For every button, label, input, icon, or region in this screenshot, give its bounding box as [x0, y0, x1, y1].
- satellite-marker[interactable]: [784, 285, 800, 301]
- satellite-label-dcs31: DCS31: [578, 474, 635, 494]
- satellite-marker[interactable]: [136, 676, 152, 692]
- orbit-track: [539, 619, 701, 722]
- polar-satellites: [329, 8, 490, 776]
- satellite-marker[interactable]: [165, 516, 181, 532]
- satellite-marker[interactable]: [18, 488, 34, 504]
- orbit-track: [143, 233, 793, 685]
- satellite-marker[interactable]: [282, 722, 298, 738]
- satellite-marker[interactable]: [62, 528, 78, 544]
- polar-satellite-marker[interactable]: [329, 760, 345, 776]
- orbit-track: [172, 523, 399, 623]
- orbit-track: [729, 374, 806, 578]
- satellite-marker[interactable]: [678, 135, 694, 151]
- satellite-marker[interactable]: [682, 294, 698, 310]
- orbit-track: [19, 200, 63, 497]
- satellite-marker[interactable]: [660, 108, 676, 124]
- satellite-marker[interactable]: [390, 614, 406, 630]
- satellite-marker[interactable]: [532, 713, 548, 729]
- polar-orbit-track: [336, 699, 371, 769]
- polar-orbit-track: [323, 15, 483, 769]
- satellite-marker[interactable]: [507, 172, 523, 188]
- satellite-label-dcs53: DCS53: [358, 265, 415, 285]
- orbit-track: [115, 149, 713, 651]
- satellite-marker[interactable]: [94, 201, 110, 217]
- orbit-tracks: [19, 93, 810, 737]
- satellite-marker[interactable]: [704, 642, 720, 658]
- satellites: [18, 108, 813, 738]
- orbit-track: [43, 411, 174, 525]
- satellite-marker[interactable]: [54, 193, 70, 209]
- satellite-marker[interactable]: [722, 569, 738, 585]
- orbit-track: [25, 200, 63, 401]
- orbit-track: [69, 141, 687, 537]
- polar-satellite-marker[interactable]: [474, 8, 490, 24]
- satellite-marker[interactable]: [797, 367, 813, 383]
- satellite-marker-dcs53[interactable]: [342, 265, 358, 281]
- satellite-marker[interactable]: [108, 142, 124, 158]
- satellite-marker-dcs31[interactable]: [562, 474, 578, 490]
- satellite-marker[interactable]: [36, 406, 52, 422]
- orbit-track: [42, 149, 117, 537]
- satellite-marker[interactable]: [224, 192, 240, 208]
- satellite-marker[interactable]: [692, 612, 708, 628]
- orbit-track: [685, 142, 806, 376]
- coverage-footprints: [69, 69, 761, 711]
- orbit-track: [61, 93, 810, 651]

::::

PROBLEM
Reproduce each line of the entries above verbatim, keeping the original order.

CORRECT RESPONSE
For every button, label, input, icon, or region in this screenshot, give its bounding box as [x0, y0, x1, y1].
- satellite-marker[interactable]: [784, 285, 800, 301]
- satellite-label-dcs31: DCS31: [578, 474, 635, 494]
- satellite-marker[interactable]: [136, 676, 152, 692]
- orbit-track: [539, 619, 701, 722]
- polar-satellites: [329, 8, 490, 776]
- satellite-marker[interactable]: [165, 516, 181, 532]
- satellite-marker[interactable]: [18, 488, 34, 504]
- orbit-track: [143, 233, 793, 685]
- satellite-marker[interactable]: [282, 722, 298, 738]
- satellite-marker[interactable]: [62, 528, 78, 544]
- polar-satellite-marker[interactable]: [329, 760, 345, 776]
- orbit-track: [172, 523, 399, 623]
- orbit-track: [729, 374, 806, 578]
- satellite-marker[interactable]: [678, 135, 694, 151]
- satellite-marker[interactable]: [682, 294, 698, 310]
- orbit-track: [19, 200, 63, 497]
- satellite-marker[interactable]: [660, 108, 676, 124]
- satellite-marker[interactable]: [390, 614, 406, 630]
- satellite-marker[interactable]: [532, 713, 548, 729]
- polar-orbit-track: [336, 699, 371, 769]
- polar-orbit-track: [323, 15, 483, 769]
- satellite-marker[interactable]: [507, 172, 523, 188]
- satellite-label-dcs53: DCS53: [358, 265, 415, 285]
- orbit-track: [115, 149, 713, 651]
- satellite-marker[interactable]: [94, 201, 110, 217]
- orbit-tracks: [19, 93, 810, 737]
- satellite-marker[interactable]: [704, 642, 720, 658]
- satellites: [18, 108, 813, 738]
- orbit-track: [43, 411, 174, 525]
- satellite-marker[interactable]: [54, 193, 70, 209]
- satellite-marker[interactable]: [722, 569, 738, 585]
- orbit-track: [25, 200, 63, 401]
- orbit-track: [69, 141, 687, 537]
- polar-satellite-marker[interactable]: [474, 8, 490, 24]
- satellite-marker[interactable]: [797, 367, 813, 383]
- satellite-marker-dcs53[interactable]: [342, 265, 358, 281]
- satellite-marker[interactable]: [108, 142, 124, 158]
- satellite-marker-dcs31[interactable]: [562, 474, 578, 490]
- satellite-marker[interactable]: [36, 406, 52, 422]
- orbit-track: [42, 149, 117, 537]
- satellite-marker[interactable]: [224, 192, 240, 208]
- satellite-marker[interactable]: [692, 612, 708, 628]
- orbit-track: [685, 142, 806, 376]
- coverage-footprints: [69, 69, 761, 711]
- orbit-track: [61, 93, 810, 651]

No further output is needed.